WHAT IS BEING ASKED. For this exercise, copy out each line of the material below that includes "установленные".

ENTRIES SUPPLIED.
##########

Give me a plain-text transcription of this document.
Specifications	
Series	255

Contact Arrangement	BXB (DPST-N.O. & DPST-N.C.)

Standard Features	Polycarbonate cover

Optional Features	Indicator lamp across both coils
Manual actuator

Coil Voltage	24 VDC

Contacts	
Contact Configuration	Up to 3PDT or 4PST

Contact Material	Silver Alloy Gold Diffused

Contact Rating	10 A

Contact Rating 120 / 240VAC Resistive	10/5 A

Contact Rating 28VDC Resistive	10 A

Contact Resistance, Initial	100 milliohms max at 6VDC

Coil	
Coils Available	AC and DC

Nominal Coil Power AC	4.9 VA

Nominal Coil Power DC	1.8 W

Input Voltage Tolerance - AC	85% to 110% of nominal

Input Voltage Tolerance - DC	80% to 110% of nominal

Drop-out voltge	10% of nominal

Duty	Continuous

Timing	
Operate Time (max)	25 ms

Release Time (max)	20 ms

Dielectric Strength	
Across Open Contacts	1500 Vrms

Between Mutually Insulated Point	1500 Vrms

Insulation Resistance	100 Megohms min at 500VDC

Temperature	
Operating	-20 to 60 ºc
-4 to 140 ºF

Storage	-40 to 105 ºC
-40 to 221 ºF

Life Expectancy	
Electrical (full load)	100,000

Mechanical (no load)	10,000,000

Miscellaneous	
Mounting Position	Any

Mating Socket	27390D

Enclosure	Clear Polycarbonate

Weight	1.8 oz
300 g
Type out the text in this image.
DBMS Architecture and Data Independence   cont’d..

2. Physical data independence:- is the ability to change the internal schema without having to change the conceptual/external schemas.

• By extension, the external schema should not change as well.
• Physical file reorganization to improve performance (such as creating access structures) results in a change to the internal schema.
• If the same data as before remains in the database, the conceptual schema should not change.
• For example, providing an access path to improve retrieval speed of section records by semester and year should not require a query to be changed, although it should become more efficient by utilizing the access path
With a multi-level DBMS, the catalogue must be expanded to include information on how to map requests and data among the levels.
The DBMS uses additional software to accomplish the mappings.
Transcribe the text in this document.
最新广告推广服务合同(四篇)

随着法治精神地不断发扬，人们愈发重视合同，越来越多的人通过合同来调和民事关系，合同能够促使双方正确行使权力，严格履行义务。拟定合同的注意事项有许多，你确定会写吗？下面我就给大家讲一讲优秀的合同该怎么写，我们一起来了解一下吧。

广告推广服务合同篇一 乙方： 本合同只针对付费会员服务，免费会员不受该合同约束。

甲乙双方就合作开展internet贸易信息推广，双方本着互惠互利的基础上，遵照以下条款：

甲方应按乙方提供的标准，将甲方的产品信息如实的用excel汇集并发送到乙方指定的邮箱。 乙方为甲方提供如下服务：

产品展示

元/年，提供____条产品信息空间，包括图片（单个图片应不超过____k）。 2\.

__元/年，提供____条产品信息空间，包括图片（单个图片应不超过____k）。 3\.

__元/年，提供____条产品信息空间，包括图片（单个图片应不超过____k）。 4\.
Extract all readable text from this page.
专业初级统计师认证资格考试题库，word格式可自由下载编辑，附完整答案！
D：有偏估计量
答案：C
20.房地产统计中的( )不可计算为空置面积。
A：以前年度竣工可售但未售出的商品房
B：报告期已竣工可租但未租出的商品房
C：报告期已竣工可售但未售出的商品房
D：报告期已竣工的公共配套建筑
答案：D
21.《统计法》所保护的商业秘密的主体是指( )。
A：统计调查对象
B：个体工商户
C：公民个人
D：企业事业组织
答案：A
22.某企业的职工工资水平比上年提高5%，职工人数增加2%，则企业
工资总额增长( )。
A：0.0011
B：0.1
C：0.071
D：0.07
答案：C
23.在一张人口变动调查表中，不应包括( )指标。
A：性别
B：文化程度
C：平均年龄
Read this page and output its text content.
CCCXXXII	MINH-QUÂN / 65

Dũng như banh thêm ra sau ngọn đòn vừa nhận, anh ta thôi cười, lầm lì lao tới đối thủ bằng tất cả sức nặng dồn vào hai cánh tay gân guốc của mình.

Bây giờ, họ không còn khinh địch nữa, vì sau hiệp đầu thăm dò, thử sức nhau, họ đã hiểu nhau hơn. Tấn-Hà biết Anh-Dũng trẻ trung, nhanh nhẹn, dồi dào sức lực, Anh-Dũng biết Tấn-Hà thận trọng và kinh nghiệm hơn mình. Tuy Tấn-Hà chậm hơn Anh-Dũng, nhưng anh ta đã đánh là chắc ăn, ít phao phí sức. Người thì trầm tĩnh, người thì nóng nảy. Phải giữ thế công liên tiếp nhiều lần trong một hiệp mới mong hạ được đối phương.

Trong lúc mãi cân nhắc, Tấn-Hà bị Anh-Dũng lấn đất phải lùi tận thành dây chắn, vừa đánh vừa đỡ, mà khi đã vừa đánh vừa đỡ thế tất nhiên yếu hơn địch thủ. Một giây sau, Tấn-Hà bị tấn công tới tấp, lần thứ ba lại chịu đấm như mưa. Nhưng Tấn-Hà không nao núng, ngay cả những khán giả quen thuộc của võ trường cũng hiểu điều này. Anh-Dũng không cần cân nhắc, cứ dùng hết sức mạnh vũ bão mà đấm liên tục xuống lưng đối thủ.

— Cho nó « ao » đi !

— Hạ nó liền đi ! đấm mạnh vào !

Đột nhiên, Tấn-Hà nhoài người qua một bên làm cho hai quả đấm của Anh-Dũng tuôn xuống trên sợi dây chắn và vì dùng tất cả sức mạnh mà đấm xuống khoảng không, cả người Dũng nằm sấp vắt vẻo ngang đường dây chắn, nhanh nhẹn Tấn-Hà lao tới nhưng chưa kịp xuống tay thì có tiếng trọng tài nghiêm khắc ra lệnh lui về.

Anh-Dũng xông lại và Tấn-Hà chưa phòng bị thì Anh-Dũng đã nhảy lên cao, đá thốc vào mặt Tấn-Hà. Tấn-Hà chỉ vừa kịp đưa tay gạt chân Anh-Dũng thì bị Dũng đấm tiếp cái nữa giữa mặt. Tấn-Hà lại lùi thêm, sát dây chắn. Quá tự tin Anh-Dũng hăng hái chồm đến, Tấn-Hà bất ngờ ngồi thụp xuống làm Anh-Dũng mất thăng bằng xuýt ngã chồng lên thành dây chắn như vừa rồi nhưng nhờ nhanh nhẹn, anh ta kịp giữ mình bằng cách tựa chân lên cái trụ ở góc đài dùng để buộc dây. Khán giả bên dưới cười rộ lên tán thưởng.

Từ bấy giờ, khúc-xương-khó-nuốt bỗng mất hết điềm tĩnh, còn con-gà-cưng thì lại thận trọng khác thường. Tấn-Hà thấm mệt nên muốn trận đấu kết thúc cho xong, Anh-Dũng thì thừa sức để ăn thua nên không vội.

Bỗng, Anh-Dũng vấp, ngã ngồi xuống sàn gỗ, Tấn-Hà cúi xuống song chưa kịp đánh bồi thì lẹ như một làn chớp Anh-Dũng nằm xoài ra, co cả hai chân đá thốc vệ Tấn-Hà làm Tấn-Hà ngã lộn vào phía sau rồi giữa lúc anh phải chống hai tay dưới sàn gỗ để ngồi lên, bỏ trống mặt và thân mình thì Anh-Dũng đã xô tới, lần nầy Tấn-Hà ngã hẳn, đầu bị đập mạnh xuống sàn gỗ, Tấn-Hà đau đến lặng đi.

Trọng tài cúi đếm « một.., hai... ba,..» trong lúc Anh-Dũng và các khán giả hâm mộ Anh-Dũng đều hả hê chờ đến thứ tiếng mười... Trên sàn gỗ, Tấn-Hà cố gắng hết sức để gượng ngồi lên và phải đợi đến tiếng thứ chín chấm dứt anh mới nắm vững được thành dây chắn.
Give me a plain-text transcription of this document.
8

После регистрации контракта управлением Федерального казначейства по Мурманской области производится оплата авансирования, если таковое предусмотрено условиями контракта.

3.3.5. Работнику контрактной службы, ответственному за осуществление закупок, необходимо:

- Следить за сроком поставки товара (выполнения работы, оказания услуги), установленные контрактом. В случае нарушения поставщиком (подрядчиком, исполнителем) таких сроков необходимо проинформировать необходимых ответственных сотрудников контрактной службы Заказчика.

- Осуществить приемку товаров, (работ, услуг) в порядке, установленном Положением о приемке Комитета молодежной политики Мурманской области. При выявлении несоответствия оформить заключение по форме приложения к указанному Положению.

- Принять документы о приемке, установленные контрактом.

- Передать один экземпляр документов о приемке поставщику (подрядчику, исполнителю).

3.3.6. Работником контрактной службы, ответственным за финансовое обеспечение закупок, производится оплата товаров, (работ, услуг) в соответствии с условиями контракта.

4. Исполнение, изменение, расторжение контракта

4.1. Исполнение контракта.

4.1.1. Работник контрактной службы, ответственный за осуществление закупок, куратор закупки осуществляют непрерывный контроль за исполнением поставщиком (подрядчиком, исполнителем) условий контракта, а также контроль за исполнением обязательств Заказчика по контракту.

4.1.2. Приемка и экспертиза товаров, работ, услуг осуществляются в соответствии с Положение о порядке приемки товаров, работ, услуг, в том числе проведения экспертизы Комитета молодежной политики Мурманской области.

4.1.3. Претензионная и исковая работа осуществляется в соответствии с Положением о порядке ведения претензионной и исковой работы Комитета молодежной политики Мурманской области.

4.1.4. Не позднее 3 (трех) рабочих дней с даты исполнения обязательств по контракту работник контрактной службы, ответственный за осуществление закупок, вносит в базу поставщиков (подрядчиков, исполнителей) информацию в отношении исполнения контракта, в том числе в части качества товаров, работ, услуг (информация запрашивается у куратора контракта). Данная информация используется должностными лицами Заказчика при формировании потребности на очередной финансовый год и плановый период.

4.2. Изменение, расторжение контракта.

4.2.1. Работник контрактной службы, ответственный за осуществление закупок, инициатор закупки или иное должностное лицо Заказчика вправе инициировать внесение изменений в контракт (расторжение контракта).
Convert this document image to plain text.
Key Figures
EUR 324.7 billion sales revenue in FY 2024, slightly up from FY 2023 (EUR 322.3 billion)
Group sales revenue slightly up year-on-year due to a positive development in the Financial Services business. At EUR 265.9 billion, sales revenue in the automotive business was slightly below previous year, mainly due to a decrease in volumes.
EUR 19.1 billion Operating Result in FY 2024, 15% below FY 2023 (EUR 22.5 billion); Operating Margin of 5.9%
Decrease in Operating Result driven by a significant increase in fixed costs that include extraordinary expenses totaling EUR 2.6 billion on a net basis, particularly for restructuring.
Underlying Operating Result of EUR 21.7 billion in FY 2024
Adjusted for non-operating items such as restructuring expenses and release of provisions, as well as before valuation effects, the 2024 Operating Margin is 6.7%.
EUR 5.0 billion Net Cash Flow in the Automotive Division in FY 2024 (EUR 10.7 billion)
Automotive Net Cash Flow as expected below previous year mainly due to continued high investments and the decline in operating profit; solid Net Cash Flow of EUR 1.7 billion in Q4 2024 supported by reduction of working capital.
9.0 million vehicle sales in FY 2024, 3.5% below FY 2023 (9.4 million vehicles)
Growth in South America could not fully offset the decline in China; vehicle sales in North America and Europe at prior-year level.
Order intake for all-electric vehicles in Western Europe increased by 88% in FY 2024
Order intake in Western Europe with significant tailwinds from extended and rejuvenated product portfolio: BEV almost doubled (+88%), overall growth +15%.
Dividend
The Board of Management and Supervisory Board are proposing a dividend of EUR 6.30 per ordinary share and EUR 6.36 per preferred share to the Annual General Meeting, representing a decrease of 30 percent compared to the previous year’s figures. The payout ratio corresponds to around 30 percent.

##########

SOLUTION BELOW.
- Следить за сроком поставки товара (выполнения работы, оказания услуги), установленные контрактом. В случае нарушения поставщиком (подрядчиком, исполнителем) таких сроков необходимо проинформировать необходимых ответственных сотрудников контрактной службы Заказчика.
- Принять документы о приемке, установленные контрактом.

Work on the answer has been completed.